◆ Required work
Each record below should appear again exactly as written.
# Material provided start
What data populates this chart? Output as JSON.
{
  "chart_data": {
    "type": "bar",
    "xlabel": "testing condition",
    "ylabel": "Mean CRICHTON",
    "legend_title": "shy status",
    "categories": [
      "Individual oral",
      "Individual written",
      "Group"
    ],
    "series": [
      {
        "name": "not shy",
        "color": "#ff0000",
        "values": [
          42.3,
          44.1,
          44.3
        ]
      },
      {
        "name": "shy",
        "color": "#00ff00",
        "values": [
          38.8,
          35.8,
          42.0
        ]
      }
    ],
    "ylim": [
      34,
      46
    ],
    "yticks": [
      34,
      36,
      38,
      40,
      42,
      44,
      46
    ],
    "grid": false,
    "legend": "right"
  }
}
# Material provided end
◆ Finished exercise
What data populates this chart? Output as JSON.
{
  "chart_data": {
    "type": "bar",
    "xlabel": "testing condition",
    "ylabel": "Mean CRICHTON",
    "legend_title": "shy status",
    "categories": [
      "Individual oral",
      "Individual written",
      "Group"
    ],
    "series": [
      {
        "name": "not shy",
        "color": "#ff0000",
        "values": [
          42.3,
          44.1,
          44.3
        ]
      },
      {
        "name": "shy",
        "color": "#00ff00",
        "values": [
          38.8,
          35.8,
          42.0
        ]
      }
    ],
    "ylim": [
      34,
      46
    ],
    "yticks": [
      34,
      36,
      38,
      40,
      42,
      44,
      46
    ],
    "grid": false,
    "legend": "right"
  }
}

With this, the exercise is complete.